- [PROBLEM DETAILS]
Give an exact transcription of every line, dropping the images.

╔══

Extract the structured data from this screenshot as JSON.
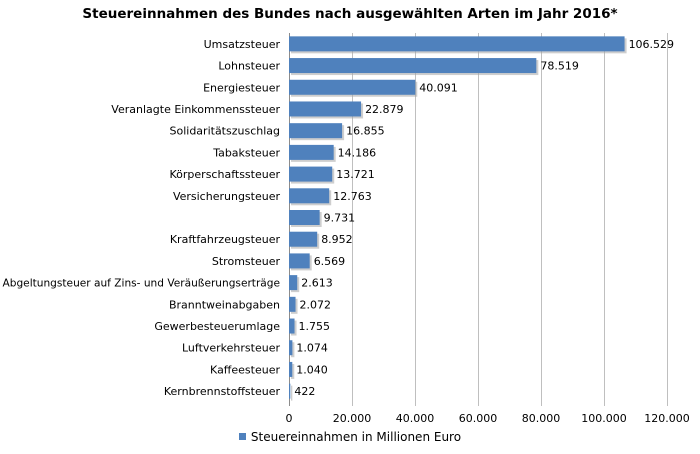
{
  "chart_data": {
    "type": "bar",
    "orientation": "horizontal",
    "title": "Steuereinnahmen des Bundes nach ausgewählten Arten im Jahr 2016*",
    "categories": [
      "Umsatzsteuer",
      "Lohnsteuer",
      "Energiesteuer",
      "Veranlagte Einkommenssteuer",
      "Solidaritätszuschlag",
      "Tabaksteuer",
      "Körperschaftssteuer",
      "Versicherungsteuer",
      "",
      "Kraftfahrzeugsteuer",
      "Stromsteuer",
      "Abgeltungsteuer auf Zins- und Veräußerungserträge",
      "Branntweinabgaben",
      "Gewerbesteuerumlage",
      "Luftverkehrsteuer",
      "Kaffeesteuer",
      "Kernbrennstoffsteuer"
    ],
    "series": [
      {
        "name": "Steuereinnahmen in Millionen Euro",
        "color": "#4f81bd",
        "values": [
          106529,
          78519,
          40091,
          22879,
          16855,
          14186,
          13721,
          12763,
          9731,
          8952,
          6569,
          2613,
          2072,
          1755,
          1074,
          1040,
          422
        ],
        "labels": [
          "106.529",
          "78.519",
          "40.091",
          "22.879",
          "16.855",
          "14.186",
          "13.721",
          "12.763",
          "9.731",
          "8.952",
          "6.569",
          "2.613",
          "2.072",
          "1.755",
          "1.074",
          "1.040",
          "422"
        ]
      }
    ],
    "xlim": [
      0,
      120000
    ],
    "xticks": [
      0,
      20000,
      40000,
      60000,
      80000,
      100000,
      120000
    ],
    "xtick_labels": [
      "0",
      "20.000",
      "40.000",
      "60.000",
      "80.000",
      "100.000",
      "120.000"
    ],
    "grid": true,
    "legend_position": "bottom"
  }
}
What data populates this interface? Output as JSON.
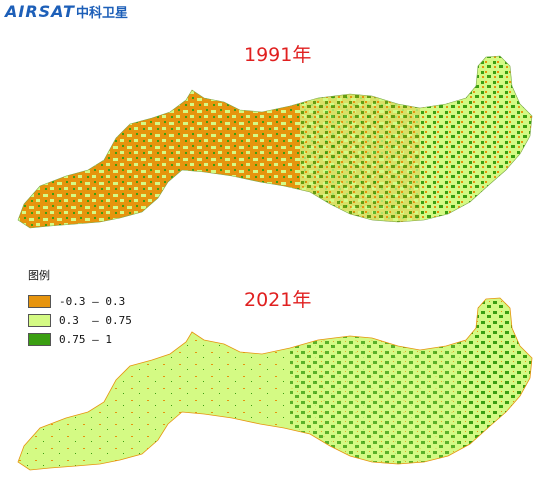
{
  "brand": {
    "latin": "AIRSAT",
    "cn": "中科卫星"
  },
  "maps": [
    {
      "year_label": "1991年"
    },
    {
      "year_label": "2021年"
    }
  ],
  "legend": {
    "title": "图例",
    "classes": [
      {
        "label": "-0.3 — 0.3",
        "color": "#e6940e"
      },
      {
        "label": "0.3  — 0.75",
        "color": "#d4fa84"
      },
      {
        "label": "0.75 — 1",
        "color": "#3b9f12"
      }
    ]
  }
}
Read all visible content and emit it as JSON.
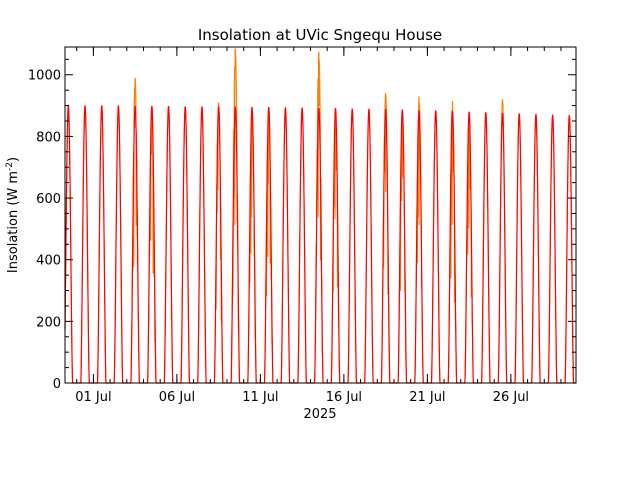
{
  "chart_data": {
    "type": "line",
    "title": "Insolation at UVic Sngequ House",
    "ylabel_main": "Insolation (W m",
    "ylabel_sup": "-2",
    "ylabel_close": ")",
    "xlabel": "2025",
    "ylim": [
      0,
      1090
    ],
    "xlim_days": [
      29.3,
      59.9
    ],
    "y_ticks": [
      0,
      200,
      400,
      600,
      800,
      1000
    ],
    "x_ticks": [
      {
        "day": 31,
        "label": "01 Jul"
      },
      {
        "day": 36,
        "label": "06 Jul"
      },
      {
        "day": 41,
        "label": "11 Jul"
      },
      {
        "day": 46,
        "label": "16 Jul"
      },
      {
        "day": 51,
        "label": "21 Jul"
      },
      {
        "day": 56,
        "label": "26 Jul"
      }
    ],
    "grid": false,
    "series": [
      {
        "color": "#ff7f00",
        "daily_peaks": [
          880,
          890,
          890,
          890,
          990,
          900,
          895,
          895,
          890,
          910,
          1085,
          890,
          895,
          885,
          885,
          1075,
          880,
          880,
          880,
          945,
          880,
          930,
          880,
          915,
          870,
          870,
          920,
          870,
          865,
          865,
          870
        ],
        "note_days_with_cloud_dips": [
          33,
          34,
          38,
          39,
          40,
          41,
          44,
          45,
          48,
          49,
          50,
          52,
          53
        ]
      },
      {
        "color": "#ff0000",
        "daily_peaks": [
          900,
          900,
          900,
          900,
          898,
          898,
          898,
          897,
          897,
          896,
          896,
          895,
          895,
          894,
          893,
          892,
          892,
          890,
          889,
          888,
          887,
          885,
          884,
          882,
          880,
          878,
          876,
          874,
          872,
          870,
          868
        ]
      }
    ]
  }
}
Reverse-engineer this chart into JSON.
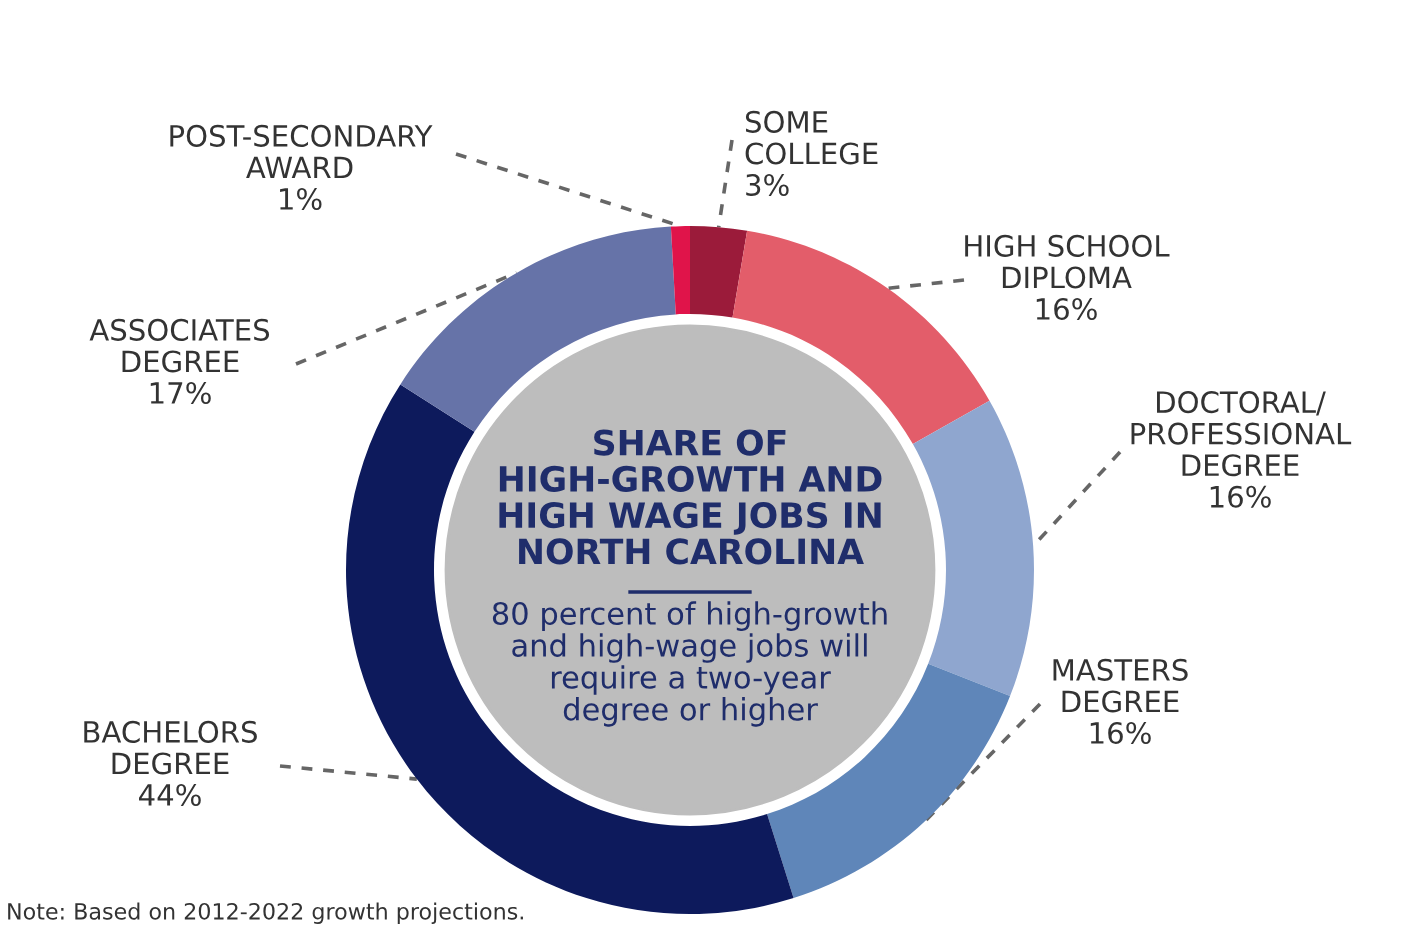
{
  "chart_data": {
    "type": "donut",
    "title": "SHARE OF\nHIGH-GROWTH AND\nHIGH WAGE JOBS IN\nNORTH CAROLINA",
    "subtitle": "80 percent of high-growth\nand high-wage jobs will\nrequire a two-year\ndegree or higher",
    "categories": [
      "SOME\nCOLLEGE",
      "HIGH SCHOOL\nDIPLOMA",
      "DOCTORAL/\nPROFESSIONAL\nDEGREE",
      "MASTERS\nDEGREE",
      "BACHELORS\nDEGREE",
      "ASSOCIATES\nDEGREE",
      "POST-SECONDARY\nAWARD"
    ],
    "values": [
      3,
      16,
      16,
      16,
      44,
      17,
      1
    ],
    "value_labels": [
      "3%",
      "16%",
      "16%",
      "16%",
      "44%",
      "17%",
      "1%"
    ],
    "colors": [
      "#9b1b3a",
      "#e35d6a",
      "#8fa6cf",
      "#5f86b9",
      "#0d1a5c",
      "#6673a8",
      "#e0144a"
    ],
    "annotations": [
      "Note: Based on 2012-2022 growth projections."
    ],
    "legend": false
  }
}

╚══

- [EXPECTED OUTPUT]
Extract the structured data from this screenshot as JSON.
{
  "chart_data": {
    "type": "bar",
    "orientation": "horizontal",
    "title": "Steuereinnahmen des Bundes nach ausgewählten Arten im Jahr 2016*",
    "categories": [
      "Umsatzsteuer",
      "Lohnsteuer",
      "Energiesteuer",
      "Veranlagte Einkommenssteuer",
      "Solidaritätszuschlag",
      "Tabaksteuer",
      "Körperschaftssteuer",
      "Versicherungsteuer",
      "",
      "Kraftfahrzeugsteuer",
      "Stromsteuer",
      "Abgeltungsteuer auf Zins- und Veräußerungserträge",
      "Branntweinabgaben",
      "Gewerbesteuerumlage",
      "Luftverkehrsteuer",
      "Kaffeesteuer",
      "Kernbrennstoffsteuer"
    ],
    "series": [
      {
        "name": "Steuereinnahmen in Millionen Euro",
        "color": "#4f81bd",
        "values": [
          106529,
          78519,
          40091,
          22879,
          16855,
          14186,
          13721,
          12763,
          9731,
          8952,
          6569,
          2613,
          2072,
          1755,
          1074,
          1040,
          422
        ],
        "labels": [
          "106.529",
          "78.519",
          "40.091",
          "22.879",
          "16.855",
          "14.186",
          "13.721",
          "12.763",
          "9.731",
          "8.952",
          "6.569",
          "2.613",
          "2.072",
          "1.755",
          "1.074",
          "1.040",
          "422"
        ]
      }
    ],
    "xlim": [
      0,
      120000
    ],
    "xticks": [
      0,
      20000,
      40000,
      60000,
      80000,
      100000,
      120000
    ],
    "xtick_labels": [
      "0",
      "20.000",
      "40.000",
      "60.000",
      "80.000",
      "100.000",
      "120.000"
    ],
    "grid": true,
    "legend_position": "bottom"
  }
}
What data populates this interface? Output as JSON.
{
  "brand": {
    "latin": "AIRSAT",
    "cn": "中科卫星"
  },
  "maps": [
    {
      "year_label": "1991年"
    },
    {
      "year_label": "2021年"
    }
  ],
  "legend": {
    "title": "图例",
    "classes": [
      {
        "label": "-0.3 — 0.3",
        "color": "#e6940e"
      },
      {
        "label": "0.3  — 0.75",
        "color": "#d4fa84"
      },
      {
        "label": "0.75 — 1",
        "color": "#3b9f12"
      }
    ]
  }
}
Read all visible content and emit it as JSON.
{
  "chart_data": {
    "type": "line",
    "title": "Insolation at UVic Sngequ House",
    "ylabel_main": "Insolation (W m",
    "ylabel_sup": "-2",
    "ylabel_close": ")",
    "xlabel": "2025",
    "ylim": [
      0,
      1090
    ],
    "xlim_days": [
      29.3,
      59.9
    ],
    "y_ticks": [
      0,
      200,
      400,
      600,
      800,
      1000
    ],
    "x_ticks": [
      {
        "day": 31,
        "label": "01 Jul"
      },
      {
        "day": 36,
        "label": "06 Jul"
      },
      {
        "day": 41,
        "label": "11 Jul"
      },
      {
        "day": 46,
        "label": "16 Jul"
      },
      {
        "day": 51,
        "label": "21 Jul"
      },
      {
        "day": 56,
        "label": "26 Jul"
      }
    ],
    "grid": false,
    "series": [
      {
        "color": "#ff7f00",
        "daily_peaks": [
          880,
          890,
          890,
          890,
          990,
          900,
          895,
          895,
          890,
          910,
          1085,
          890,
          895,
          885,
          885,
          1075,
          880,
          880,
          880,
          945,
          880,
          930,
          880,
          915,
          870,
          870,
          920,
          870,
          865,
          865,
          870
        ],
        "note_days_with_cloud_dips": [
          33,
          34,
          38,
          39,
          40,
          41,
          44,
          45,
          48,
          49,
          50,
          52,
          53
        ]
      },
      {
        "color": "#ff0000",
        "daily_peaks": [
          900,
          900,
          900,
          900,
          898,
          898,
          898,
          897,
          897,
          896,
          896,
          895,
          895,
          894,
          893,
          892,
          892,
          890,
          889,
          888,
          887,
          885,
          884,
          882,
          880,
          878,
          876,
          874,
          872,
          870,
          868
        ]
      }
    ]
  }
}
Reverse-engineer this chart into JSON.
{
  "chart_data": {
    "type": "donut",
    "title": "SHARE OF\nHIGH-GROWTH AND\nHIGH WAGE JOBS IN\nNORTH CAROLINA",
    "subtitle": "80 percent of high-growth\nand high-wage jobs will\nrequire a two-year\ndegree or higher",
    "categories": [
      "SOME\nCOLLEGE",
      "HIGH SCHOOL\nDIPLOMA",
      "DOCTORAL/\nPROFESSIONAL\nDEGREE",
      "MASTERS\nDEGREE",
      "BACHELORS\nDEGREE",
      "ASSOCIATES\nDEGREE",
      "POST-SECONDARY\nAWARD"
    ],
    "values": [
      3,
      16,
      16,
      16,
      44,
      17,
      1
    ],
    "value_labels": [
      "3%",
      "16%",
      "16%",
      "16%",
      "44%",
      "17%",
      "1%"
    ],
    "colors": [
      "#9b1b3a",
      "#e35d6a",
      "#8fa6cf",
      "#5f86b9",
      "#0d1a5c",
      "#6673a8",
      "#e0144a"
    ],
    "annotations": [
      "Note: Based on 2012-2022 growth projections."
    ],
    "legend": false
  }
}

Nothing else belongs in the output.